╭──

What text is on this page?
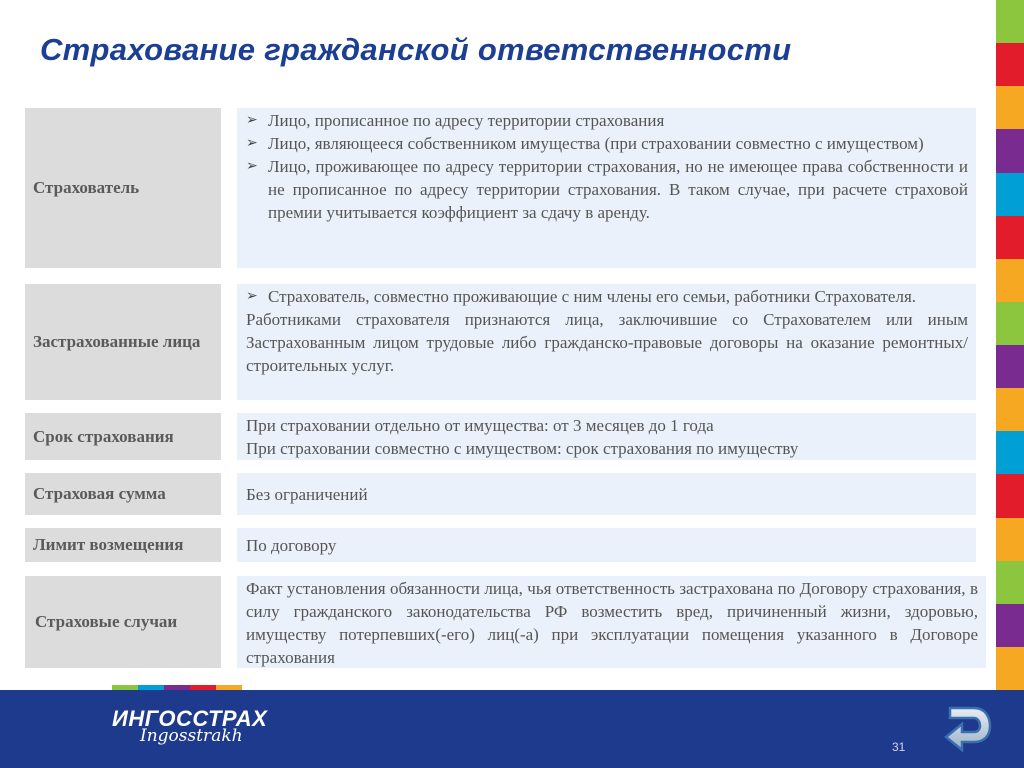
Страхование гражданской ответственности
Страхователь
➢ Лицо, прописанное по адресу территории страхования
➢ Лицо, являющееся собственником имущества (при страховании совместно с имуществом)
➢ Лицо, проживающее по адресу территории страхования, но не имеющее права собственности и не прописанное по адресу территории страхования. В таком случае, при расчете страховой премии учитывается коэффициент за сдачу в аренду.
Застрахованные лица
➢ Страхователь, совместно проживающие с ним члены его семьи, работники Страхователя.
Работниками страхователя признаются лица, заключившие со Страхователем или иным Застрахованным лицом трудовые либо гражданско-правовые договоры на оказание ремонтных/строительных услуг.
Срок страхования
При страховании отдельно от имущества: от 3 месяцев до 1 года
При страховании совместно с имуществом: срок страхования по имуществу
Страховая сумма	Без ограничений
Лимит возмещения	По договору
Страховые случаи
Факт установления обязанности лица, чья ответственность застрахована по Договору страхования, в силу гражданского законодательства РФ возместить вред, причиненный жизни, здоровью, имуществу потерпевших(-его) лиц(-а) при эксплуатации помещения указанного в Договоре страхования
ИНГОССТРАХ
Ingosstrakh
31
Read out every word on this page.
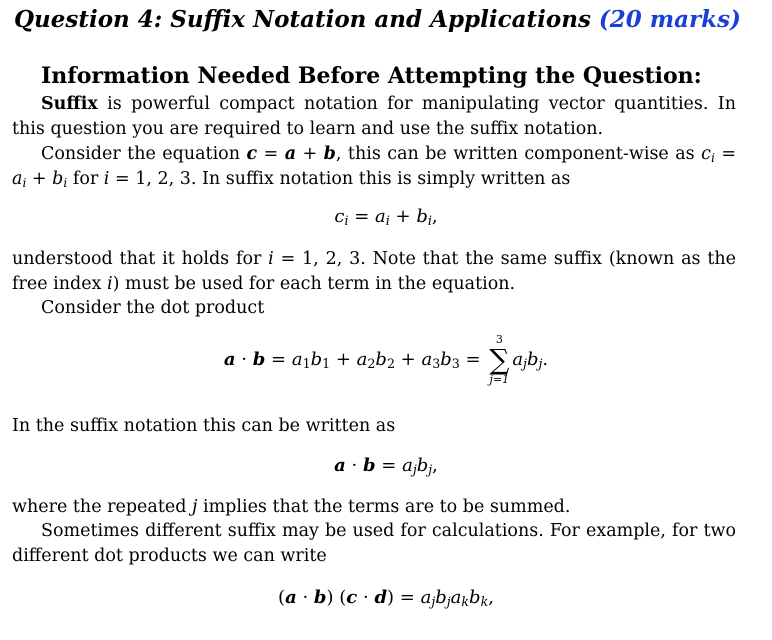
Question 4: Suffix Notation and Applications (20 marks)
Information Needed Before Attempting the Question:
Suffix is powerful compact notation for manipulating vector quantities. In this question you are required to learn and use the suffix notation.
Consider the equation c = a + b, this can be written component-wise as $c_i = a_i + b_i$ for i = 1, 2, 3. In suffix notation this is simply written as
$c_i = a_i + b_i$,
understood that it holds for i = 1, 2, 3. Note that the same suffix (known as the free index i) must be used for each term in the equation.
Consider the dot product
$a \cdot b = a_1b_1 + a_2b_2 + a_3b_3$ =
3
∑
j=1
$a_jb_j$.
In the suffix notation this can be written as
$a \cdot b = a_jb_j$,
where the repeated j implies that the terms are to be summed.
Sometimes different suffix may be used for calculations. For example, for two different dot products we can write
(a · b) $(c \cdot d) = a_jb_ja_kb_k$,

╰──

Reproduce all the entries that precede this task, word for word, minus any pictures.

> [THE REPLY]:
What text is on this page?
Страхование гражданской ответственности
Страхователь
➢ Лицо, прописанное по адресу территории страхования
➢ Лицо, являющееся собственником имущества (при страховании совместно с имуществом)
➢ Лицо, проживающее по адресу территории страхования, но не имеющее права собственности и не прописанное по адресу территории страхования. В таком случае, при расчете страховой премии учитывается коэффициент за сдачу в аренду.
Застрахованные лица
➢ Страхователь, совместно проживающие с ним члены его семьи, работники Страхователя.
Работниками страхователя признаются лица, заключившие со Страхователем или иным Застрахованным лицом трудовые либо гражданско-правовые договоры на оказание ремонтных/строительных услуг.
Срок страхования
При страховании отдельно от имущества: от 3 месяцев до 1 года
При страховании совместно с имуществом: срок страхования по имуществу
Страховая сумма	Без ограничений
Лимит возмещения	По договору
Страховые случаи
Факт установления обязанности лица, чья ответственность застрахована по Договору страхования, в силу гражданского законодательства РФ возместить вред, причиненный жизни, здоровью, имуществу потерпевших(-его) лиц(-а) при эксплуатации помещения указанного в Договоре страхования
ИНГОССТРАХ
Ingosstrakh
31
Read out every word on this page.
Question 4: Suffix Notation and Applications (20 marks)
Information Needed Before Attempting the Question:
Suffix is powerful compact notation for manipulating vector quantities. In this question you are required to learn and use the suffix notation.
Consider the equation c = a + b, this can be written component-wise as $c_i = a_i + b_i$ for i = 1, 2, 3. In suffix notation this is simply written as
$c_i = a_i + b_i$,
understood that it holds for i = 1, 2, 3. Note that the same suffix (known as the free index i) must be used for each term in the equation.
Consider the dot product
$a \cdot b = a_1b_1 + a_2b_2 + a_3b_3$ =
3
∑
j=1
$a_jb_j$.
In the suffix notation this can be written as
$a \cdot b = a_jb_j$,
where the repeated j implies that the terms are to be summed.
Sometimes different suffix may be used for calculations. For example, for two different dot products we can write
(a · b) $(c \cdot d) = a_jb_ja_kb_k$,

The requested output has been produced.